* Exercise task: Beginning at the line that contains "Read the values", transcribe the remaining lines of the listing exactly; include the final line and omit everything before.

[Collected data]
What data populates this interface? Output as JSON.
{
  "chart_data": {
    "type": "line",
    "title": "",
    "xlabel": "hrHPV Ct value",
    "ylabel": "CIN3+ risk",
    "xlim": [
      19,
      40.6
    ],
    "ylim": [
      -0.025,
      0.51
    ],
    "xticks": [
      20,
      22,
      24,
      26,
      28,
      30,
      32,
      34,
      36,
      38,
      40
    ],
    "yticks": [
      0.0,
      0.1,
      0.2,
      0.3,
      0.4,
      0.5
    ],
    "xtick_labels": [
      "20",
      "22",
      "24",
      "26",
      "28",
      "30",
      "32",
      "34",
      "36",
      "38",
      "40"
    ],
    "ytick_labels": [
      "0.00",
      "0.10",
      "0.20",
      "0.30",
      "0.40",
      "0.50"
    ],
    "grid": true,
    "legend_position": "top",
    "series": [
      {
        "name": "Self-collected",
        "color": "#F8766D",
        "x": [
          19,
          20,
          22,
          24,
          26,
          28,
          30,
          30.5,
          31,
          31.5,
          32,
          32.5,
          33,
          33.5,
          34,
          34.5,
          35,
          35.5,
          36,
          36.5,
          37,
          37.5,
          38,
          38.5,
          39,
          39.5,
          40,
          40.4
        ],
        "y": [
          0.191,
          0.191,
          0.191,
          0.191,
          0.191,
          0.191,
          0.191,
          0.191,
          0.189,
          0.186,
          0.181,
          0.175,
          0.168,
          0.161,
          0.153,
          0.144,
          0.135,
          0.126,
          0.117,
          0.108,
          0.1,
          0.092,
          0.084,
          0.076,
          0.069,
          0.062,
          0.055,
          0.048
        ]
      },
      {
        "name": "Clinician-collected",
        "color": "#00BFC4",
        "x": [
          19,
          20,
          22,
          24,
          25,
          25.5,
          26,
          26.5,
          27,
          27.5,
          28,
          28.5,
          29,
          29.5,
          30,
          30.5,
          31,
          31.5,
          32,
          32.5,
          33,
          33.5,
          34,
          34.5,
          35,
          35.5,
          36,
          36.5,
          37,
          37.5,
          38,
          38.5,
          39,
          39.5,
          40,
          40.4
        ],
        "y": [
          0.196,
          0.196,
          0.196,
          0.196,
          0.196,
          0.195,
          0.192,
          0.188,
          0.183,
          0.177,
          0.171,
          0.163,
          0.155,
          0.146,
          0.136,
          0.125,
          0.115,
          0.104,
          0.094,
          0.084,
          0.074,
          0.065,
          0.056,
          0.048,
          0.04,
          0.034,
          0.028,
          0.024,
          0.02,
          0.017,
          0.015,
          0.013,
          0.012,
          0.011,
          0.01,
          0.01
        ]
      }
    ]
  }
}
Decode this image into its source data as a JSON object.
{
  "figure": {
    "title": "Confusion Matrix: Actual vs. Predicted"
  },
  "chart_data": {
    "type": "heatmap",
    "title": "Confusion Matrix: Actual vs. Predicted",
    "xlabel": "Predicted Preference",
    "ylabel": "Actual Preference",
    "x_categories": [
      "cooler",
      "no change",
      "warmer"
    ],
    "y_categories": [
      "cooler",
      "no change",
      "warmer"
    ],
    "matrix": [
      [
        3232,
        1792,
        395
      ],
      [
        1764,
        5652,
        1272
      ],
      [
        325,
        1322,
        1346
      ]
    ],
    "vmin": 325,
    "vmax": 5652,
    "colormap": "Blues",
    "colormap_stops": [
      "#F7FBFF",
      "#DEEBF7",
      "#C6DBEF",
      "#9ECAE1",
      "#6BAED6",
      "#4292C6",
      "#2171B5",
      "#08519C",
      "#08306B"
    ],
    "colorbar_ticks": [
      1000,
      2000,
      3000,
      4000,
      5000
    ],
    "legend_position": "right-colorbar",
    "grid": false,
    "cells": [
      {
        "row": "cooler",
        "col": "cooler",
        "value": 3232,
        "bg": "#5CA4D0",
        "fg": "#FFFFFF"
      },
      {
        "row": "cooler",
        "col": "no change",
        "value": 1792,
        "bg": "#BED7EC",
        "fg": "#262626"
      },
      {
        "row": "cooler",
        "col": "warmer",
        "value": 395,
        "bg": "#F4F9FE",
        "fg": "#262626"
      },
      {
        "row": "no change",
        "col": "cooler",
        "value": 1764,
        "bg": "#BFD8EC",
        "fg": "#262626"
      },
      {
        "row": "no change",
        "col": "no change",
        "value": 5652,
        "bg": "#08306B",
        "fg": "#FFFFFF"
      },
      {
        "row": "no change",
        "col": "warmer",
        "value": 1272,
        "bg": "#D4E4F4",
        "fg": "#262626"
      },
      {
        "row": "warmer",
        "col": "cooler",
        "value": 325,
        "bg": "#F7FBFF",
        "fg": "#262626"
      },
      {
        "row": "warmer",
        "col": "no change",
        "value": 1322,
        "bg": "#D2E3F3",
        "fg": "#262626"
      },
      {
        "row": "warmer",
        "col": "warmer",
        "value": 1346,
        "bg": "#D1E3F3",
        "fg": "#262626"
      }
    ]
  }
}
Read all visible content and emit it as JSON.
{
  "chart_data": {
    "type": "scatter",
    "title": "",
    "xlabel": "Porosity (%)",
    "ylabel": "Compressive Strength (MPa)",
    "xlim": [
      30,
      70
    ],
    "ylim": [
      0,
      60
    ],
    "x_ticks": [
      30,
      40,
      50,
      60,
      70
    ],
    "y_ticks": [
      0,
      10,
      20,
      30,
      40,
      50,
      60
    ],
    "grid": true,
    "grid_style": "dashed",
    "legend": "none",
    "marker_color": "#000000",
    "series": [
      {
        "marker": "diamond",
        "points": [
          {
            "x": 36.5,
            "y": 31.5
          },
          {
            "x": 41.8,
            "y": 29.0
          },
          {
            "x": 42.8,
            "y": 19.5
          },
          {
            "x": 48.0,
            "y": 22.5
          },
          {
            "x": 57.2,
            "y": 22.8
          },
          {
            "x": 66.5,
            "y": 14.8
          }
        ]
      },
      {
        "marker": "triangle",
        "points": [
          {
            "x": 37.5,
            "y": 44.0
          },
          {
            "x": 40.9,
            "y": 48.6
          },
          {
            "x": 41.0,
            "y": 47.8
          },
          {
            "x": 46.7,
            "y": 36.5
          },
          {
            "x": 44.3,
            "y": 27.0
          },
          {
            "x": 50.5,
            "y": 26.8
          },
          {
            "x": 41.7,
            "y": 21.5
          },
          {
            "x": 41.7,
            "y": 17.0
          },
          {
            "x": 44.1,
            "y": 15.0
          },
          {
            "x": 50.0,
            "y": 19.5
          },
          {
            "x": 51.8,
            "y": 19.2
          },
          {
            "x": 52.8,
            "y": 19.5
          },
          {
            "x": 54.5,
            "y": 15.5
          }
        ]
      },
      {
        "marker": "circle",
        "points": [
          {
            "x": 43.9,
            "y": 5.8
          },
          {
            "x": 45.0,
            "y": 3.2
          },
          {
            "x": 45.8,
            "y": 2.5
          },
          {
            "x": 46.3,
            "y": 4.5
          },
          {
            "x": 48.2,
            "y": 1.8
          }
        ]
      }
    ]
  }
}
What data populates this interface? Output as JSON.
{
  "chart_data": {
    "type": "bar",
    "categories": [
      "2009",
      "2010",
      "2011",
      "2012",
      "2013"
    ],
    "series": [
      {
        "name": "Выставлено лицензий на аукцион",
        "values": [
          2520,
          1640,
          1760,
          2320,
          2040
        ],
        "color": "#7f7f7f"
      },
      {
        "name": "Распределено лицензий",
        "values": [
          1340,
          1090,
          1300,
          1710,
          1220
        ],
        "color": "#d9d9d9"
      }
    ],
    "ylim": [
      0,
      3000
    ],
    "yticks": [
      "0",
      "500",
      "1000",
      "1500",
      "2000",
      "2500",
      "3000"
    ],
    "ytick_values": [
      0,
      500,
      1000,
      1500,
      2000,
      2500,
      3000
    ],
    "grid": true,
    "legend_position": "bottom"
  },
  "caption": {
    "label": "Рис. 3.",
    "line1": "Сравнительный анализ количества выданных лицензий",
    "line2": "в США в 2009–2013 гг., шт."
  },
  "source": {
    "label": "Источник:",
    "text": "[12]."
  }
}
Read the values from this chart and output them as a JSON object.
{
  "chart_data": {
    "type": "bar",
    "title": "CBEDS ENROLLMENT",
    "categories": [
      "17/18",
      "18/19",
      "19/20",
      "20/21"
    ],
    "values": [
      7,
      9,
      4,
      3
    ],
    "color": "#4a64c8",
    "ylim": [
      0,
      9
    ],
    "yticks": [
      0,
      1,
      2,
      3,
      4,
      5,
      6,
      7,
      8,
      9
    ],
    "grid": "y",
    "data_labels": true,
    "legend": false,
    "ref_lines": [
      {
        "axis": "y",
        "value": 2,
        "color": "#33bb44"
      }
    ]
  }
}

* Task solution:
Read the values from this chart and output them as a JSON object.
{
  "chart_data": {
    "type": "bar",
    "title": "CBEDS ENROLLMENT",
    "categories": [
      "17/18",
      "18/19",
      "19/20",
      "20/21"
    ],
    "values": [
      7,
      9,
      4,
      3
    ],
    "color": "#4a64c8",
    "ylim": [
      0,
      9
    ],
    "yticks": [
      0,
      1,
      2,
      3,
      4,
      5,
      6,
      7,
      8,
      9
    ],
    "grid": "y",
    "data_labels": true,
    "legend": false,
    "ref_lines": [
      {
        "axis": "y",
        "value": 2,
        "color": "#33bb44"
      }
    ]
  }
}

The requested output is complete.